### HOW TO COMPLETE THIS TASK
Rewrite the part of the court opinion below that opens with the words containing "Court Opinion" and closes with "(dissenting).", changing "Circuit Judge" to "District Judge".

### DOCUMENT SECTION
☆ ☆ ☆ ☆ ☆

Court Opinion

ID: 9636805
Source: CourtListenerOpinion
Date Created: 2023-08-22 14:43:34.31418+00
Date Added: 2024-06-11T18:09:49.731376
License: Public Domain

L. HAND, Circuit Judge
(dissenting).
I think that, on the record as it stands, the judge was wrong in reversing the Commissioner. I agree with my brothers’ statement of the law; the owner of a vessel wrongfully injured has no unconditional right to have her restored to the same condition in which she was before: the phrase, “restitutio in integrum,” is one of those scraps of Latin' which serve only to bemuse the user and usually the hearer. My brothers’ quotation from Judge Brown’s opinion in The J. T. Easton1 I accept in full; but, although the Commissioner did not grasp it, I am disposed to read his finding — the whole of which I quote in the margin2 — as meeting Judge *36Brown’s rule. He apparently accepted the testimony of Bagger, who, unless I am wrong, meant to say that the scow would remain “inferior for practical use” unless the full amount was spent on her. I submit that this is the inevitable consequence of the following answer: “Now in your opinion, Mr. Bagger, was the effective strength of the keelson impaired by the damage sufficiently to require renewal of the keelson, or not? It was.” If I were forced to decide upon this record, in spite of the Commissioner’s error of law I think that I should affirm his award because of his finding, which was certainly not “clearly erroneous.” However, I should greatly regret being forced to do this because his meaning is certainly not clear; and we are not forced to such a course. We can send the report back to him and ask him to answer categorically how much money it was necessary to spend on the scow so as not to “leave her essentially depreciated in her market value, or inferior in practical use.” That is what I think we should do.

 24 F. 95, 96.

 “In addition to these two witnesses, the libellant produced Mr. Bagger, a marine surveyor and also a naval architect. He agrees that the injured keel-son should be renewed according to libellant’s survey. He estimates that the keelson has been weakened to the extent of 33 per cent, and explains the injurious effect of the blow of the falling steel beam upon the fibers of the wooden keel-son. I am impressed by bis testimony.

☆ ☆ ☆ ☆ ☆

### EXTRACTED MATERIAL
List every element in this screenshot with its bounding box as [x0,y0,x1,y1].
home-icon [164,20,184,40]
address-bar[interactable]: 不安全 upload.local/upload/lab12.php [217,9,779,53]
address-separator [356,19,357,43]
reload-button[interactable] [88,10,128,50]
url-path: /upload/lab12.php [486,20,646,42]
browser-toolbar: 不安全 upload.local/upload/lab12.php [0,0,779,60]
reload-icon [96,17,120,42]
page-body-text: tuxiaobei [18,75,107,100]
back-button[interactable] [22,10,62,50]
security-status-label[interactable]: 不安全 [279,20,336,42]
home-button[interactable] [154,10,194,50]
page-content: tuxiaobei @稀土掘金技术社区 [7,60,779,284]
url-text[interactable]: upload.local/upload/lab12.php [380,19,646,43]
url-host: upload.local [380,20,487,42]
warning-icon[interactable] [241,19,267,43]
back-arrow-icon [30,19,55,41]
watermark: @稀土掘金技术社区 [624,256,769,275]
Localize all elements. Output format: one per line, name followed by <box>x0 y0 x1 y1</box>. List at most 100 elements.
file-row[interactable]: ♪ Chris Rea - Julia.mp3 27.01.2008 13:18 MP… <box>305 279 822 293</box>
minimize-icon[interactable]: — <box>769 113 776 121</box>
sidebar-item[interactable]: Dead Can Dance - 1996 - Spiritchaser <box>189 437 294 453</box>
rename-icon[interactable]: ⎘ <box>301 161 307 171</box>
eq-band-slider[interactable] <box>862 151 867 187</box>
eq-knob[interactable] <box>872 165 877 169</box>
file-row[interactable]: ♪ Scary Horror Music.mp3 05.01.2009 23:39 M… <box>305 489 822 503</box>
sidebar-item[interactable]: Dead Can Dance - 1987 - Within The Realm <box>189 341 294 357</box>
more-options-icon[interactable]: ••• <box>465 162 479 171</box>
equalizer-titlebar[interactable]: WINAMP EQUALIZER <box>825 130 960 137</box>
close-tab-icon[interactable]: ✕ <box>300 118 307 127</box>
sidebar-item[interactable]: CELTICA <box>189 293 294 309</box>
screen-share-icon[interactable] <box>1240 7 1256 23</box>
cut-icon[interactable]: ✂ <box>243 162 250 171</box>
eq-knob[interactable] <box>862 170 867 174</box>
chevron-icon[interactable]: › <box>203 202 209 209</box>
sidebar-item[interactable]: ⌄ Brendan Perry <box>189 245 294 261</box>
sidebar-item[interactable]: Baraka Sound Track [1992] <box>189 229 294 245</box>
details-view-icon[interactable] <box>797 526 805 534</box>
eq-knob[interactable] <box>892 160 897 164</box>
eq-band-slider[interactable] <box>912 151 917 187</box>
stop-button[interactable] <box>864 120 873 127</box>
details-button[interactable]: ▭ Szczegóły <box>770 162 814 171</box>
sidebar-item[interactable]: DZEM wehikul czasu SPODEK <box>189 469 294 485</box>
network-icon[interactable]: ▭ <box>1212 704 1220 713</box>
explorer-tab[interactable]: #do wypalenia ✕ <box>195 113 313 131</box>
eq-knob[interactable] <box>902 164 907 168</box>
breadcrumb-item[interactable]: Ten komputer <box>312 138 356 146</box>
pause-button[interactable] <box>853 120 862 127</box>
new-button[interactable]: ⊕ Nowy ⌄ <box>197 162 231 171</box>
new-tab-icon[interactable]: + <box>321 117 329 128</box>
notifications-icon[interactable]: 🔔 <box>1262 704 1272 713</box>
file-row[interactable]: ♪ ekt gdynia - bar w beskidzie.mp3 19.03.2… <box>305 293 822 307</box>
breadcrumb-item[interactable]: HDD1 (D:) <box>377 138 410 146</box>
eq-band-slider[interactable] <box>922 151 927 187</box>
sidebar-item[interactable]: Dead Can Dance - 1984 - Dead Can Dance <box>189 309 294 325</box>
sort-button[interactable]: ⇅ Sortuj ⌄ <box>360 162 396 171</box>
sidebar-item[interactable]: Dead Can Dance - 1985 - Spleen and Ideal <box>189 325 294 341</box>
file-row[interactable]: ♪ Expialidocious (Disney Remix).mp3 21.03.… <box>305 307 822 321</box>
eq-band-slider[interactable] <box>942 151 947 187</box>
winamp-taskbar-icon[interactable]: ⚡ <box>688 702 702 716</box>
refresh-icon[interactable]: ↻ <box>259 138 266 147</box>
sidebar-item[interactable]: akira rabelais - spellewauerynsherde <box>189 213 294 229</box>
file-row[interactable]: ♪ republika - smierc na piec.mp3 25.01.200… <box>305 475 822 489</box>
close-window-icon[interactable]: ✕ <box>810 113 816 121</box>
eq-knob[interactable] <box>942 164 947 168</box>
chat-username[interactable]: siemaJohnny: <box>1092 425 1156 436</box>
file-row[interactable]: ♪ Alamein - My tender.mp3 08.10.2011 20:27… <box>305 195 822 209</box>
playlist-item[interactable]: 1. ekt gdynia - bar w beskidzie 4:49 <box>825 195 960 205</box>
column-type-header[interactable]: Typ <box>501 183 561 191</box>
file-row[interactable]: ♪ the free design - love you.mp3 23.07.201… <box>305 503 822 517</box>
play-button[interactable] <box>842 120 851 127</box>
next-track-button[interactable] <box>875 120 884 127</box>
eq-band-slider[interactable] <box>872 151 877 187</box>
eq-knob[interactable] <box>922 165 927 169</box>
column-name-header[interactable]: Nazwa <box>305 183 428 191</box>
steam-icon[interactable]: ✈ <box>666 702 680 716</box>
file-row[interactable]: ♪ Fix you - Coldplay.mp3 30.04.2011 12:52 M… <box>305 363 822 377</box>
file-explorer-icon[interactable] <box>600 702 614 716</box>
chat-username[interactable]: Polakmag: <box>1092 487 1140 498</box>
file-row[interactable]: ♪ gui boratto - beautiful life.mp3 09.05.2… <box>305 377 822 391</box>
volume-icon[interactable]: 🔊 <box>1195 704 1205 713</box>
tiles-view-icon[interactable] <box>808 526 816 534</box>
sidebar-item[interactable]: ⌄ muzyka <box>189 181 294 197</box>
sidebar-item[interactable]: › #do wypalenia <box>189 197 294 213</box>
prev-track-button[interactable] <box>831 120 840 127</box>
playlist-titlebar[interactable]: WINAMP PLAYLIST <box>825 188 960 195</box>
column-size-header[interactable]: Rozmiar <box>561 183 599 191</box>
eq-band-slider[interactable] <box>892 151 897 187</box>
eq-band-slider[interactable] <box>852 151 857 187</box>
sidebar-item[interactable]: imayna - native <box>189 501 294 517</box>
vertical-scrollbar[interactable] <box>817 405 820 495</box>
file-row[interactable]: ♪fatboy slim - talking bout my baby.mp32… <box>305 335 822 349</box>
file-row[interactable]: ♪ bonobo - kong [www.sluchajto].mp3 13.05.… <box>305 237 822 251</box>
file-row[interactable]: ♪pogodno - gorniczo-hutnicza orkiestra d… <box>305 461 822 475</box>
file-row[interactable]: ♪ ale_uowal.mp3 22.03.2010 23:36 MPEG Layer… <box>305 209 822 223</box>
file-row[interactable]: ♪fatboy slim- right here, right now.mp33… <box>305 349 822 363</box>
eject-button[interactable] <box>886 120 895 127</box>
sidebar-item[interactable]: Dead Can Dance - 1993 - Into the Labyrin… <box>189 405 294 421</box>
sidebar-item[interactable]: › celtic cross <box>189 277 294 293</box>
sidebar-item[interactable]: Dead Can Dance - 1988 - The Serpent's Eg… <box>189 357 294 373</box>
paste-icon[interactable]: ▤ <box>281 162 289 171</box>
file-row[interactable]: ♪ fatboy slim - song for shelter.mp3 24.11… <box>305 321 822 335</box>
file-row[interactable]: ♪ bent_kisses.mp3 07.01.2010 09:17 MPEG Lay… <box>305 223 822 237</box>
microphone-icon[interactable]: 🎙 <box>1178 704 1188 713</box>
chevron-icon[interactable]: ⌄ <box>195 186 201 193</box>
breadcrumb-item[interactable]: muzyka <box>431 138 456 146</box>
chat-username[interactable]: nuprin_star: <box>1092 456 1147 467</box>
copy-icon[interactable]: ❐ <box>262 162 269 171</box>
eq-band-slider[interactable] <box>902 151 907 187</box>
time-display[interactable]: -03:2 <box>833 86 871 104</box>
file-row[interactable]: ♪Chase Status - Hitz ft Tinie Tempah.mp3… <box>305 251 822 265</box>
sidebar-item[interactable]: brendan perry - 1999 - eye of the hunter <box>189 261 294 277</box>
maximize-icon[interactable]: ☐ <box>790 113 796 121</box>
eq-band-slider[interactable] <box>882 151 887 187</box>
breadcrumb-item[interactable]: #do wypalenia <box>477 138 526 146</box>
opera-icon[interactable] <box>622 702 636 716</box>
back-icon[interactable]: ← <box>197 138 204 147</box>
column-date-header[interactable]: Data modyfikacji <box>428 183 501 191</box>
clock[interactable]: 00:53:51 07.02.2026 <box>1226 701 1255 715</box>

☆ ☆ ☆ ☆ ☆

### TASK ANSWER
Court Opinion

ID: 9636805
Source: CourtListenerOpinion
Date Created: 2023-08-22 14:43:34.31418+00
Date Added: 2024-06-11T18:09:49.731376
License: Public Domain

L. HAND, District Judge
(dissenting).